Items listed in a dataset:
++++++++

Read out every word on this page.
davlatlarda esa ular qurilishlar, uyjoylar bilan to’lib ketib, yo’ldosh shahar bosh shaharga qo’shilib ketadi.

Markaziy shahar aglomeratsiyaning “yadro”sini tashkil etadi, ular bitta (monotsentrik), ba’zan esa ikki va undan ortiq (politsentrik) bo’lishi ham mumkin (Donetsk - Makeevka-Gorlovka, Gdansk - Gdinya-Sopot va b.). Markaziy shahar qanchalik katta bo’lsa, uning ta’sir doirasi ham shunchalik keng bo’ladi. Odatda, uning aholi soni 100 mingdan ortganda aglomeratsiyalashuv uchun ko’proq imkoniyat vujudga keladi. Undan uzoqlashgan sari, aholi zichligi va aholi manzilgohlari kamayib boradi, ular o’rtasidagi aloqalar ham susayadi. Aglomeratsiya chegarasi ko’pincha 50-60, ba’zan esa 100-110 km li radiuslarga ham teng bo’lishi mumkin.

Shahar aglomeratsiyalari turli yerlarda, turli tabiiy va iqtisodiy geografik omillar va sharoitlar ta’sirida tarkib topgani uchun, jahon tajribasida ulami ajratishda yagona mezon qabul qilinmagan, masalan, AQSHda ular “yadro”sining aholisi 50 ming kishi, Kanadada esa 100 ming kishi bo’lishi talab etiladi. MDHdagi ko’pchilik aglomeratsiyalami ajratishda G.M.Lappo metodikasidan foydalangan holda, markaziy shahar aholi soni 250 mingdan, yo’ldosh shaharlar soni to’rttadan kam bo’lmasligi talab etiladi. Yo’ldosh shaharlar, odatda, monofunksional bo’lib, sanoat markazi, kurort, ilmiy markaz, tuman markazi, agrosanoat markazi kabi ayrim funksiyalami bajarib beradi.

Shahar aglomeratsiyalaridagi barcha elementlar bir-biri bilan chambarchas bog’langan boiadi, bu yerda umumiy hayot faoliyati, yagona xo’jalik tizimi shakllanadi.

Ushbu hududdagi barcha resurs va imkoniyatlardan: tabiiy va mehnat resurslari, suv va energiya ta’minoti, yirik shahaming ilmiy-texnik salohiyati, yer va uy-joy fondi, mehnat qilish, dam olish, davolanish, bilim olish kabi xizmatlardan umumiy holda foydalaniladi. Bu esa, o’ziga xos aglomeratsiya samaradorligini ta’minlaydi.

++++++++

Return all lines containing "mingdan".

PROBLEM SOLUTION:
Markaziy shahar aglomeratsiyaning “yadro”sini tashkil etadi, ular bitta (monotsentrik), ba’zan esa ikki va undan ortiq (politsentrik) bo’lishi ham mumkin (Donetsk - Makeevka-Gorlovka, Gdansk - Gdinya-Sopot va b.). Markaziy shahar qanchalik katta bo’lsa, uning ta’sir doirasi ham shunchalik keng bo’ladi. Odatda, uning aholi soni 100 mingdan ortganda aglomeratsiyalashuv uchun ko’proq imkoniyat vujudga keladi. Undan uzoqlashgan sari, aholi zichligi va aholi manzilgohlari kamayib boradi, ular o’rtasidagi aloqalar ham susayadi. Aglomeratsiya chegarasi ko’pincha 50-60, ba’zan esa 100-110 km li radiuslarga ham teng bo’lishi mumkin.
Shahar aglomeratsiyalari turli yerlarda, turli tabiiy va iqtisodiy geografik omillar va sharoitlar ta’sirida tarkib topgani uchun, jahon tajribasida ulami ajratishda yagona mezon qabul qilinmagan, masalan, AQSHda ular “yadro”sining aholisi 50 ming kishi, Kanadada esa 100 ming kishi bo’lishi talab etiladi. MDHdagi ko’pchilik aglomeratsiyalami ajratishda G.M.Lappo metodikasidan foydalangan holda, markaziy shahar aholi soni 250 mingdan, yo’ldosh shaharlar soni to’rttadan kam bo’lmasligi talab etiladi. Yo’ldosh shaharlar, odatda, monofunksional bo’lib, sanoat markazi, kurort, ilmiy markaz, tuman markazi, agrosanoat markazi kabi ayrim funksiyalami bajarib beradi.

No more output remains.